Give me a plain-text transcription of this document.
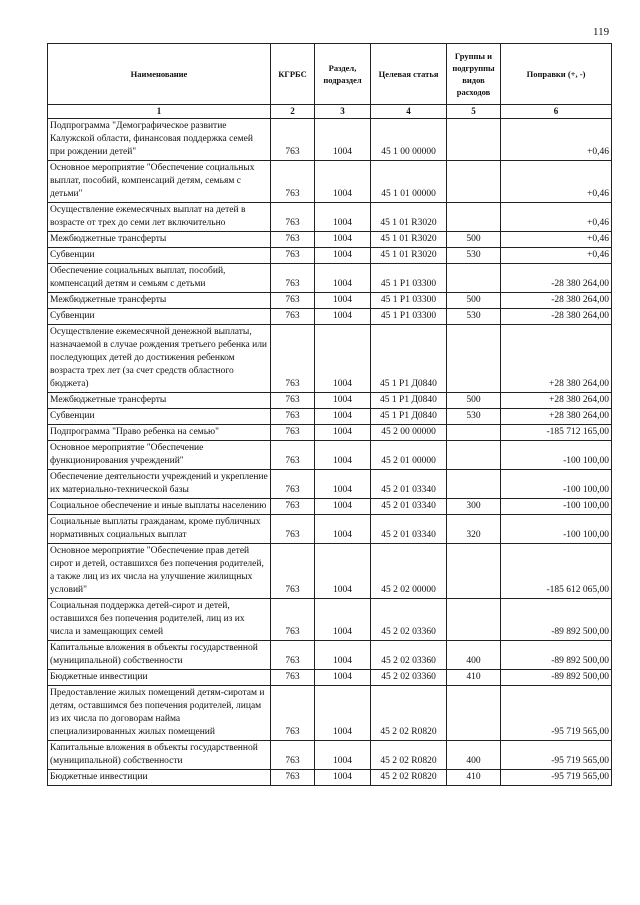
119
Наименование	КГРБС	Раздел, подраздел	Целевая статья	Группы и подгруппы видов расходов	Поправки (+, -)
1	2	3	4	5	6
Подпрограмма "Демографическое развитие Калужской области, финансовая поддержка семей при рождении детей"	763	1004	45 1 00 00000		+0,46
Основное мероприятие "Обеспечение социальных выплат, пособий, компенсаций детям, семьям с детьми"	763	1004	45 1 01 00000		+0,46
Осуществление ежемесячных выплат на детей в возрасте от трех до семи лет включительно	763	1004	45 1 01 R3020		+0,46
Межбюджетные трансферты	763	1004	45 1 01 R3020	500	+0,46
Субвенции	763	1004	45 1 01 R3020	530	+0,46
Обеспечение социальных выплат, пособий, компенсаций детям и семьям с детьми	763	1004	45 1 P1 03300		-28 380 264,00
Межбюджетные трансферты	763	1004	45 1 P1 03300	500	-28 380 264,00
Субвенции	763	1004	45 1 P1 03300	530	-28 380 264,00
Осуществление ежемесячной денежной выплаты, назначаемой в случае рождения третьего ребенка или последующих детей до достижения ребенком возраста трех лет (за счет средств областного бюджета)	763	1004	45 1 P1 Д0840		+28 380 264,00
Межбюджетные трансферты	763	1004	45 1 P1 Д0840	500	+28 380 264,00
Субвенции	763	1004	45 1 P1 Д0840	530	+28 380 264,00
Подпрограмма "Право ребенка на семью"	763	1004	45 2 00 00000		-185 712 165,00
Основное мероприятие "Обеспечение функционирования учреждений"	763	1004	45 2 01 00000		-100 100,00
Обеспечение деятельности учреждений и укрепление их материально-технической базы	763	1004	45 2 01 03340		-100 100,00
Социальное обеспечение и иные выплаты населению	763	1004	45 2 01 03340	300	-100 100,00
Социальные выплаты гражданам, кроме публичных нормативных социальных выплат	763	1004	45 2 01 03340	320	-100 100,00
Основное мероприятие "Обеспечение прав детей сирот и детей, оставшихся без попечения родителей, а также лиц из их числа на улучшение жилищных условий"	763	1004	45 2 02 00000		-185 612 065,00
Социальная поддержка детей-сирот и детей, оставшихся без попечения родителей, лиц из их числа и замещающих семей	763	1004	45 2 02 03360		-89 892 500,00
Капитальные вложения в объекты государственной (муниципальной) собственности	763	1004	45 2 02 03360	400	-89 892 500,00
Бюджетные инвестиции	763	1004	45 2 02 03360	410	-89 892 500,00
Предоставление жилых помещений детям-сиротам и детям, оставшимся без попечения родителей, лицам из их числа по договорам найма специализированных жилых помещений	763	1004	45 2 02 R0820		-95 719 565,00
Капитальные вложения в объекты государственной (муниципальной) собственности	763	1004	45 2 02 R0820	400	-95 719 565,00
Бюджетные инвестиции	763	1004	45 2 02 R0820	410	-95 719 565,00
----
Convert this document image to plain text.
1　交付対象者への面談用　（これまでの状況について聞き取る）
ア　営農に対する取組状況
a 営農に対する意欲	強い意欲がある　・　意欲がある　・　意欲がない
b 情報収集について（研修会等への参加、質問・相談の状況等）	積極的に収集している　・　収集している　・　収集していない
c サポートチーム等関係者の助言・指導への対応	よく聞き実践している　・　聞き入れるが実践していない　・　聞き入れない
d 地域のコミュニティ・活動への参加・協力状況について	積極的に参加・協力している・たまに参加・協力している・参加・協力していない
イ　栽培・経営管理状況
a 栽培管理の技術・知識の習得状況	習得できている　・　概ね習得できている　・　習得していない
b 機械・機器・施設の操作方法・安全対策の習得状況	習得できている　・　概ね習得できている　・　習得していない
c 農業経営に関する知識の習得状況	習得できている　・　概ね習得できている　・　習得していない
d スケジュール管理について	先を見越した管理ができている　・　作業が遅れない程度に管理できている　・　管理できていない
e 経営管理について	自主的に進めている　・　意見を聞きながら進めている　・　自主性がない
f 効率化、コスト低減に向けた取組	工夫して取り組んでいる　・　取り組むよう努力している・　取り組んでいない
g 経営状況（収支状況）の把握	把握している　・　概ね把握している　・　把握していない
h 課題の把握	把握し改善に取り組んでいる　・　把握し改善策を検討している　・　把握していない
----
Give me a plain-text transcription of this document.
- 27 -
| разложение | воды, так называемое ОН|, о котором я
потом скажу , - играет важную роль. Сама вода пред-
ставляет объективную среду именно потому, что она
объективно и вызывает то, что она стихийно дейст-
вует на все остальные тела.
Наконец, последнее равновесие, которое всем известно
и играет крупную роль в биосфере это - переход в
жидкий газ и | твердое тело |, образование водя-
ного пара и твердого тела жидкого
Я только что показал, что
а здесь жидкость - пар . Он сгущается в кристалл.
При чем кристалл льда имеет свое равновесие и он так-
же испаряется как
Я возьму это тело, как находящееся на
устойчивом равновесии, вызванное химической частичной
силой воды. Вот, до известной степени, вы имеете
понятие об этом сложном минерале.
----
PROBLEM DETAILS.
Which lines hold the word "трех"? Show each one.

TASK RESULT.
Осуществление ежемесячных выплат на детей в возрасте от трех до семи лет включительно	763	1004	45 1 01 R3020		+0,46
Осуществление ежемесячной денежной выплаты, назначаемой в случае рождения третьего ребенка или последующих детей до достижения ребенком возраста трех лет (за счет средств областного бюджета)	763	1004	45 1 P1 Д0840		+28 380 264,00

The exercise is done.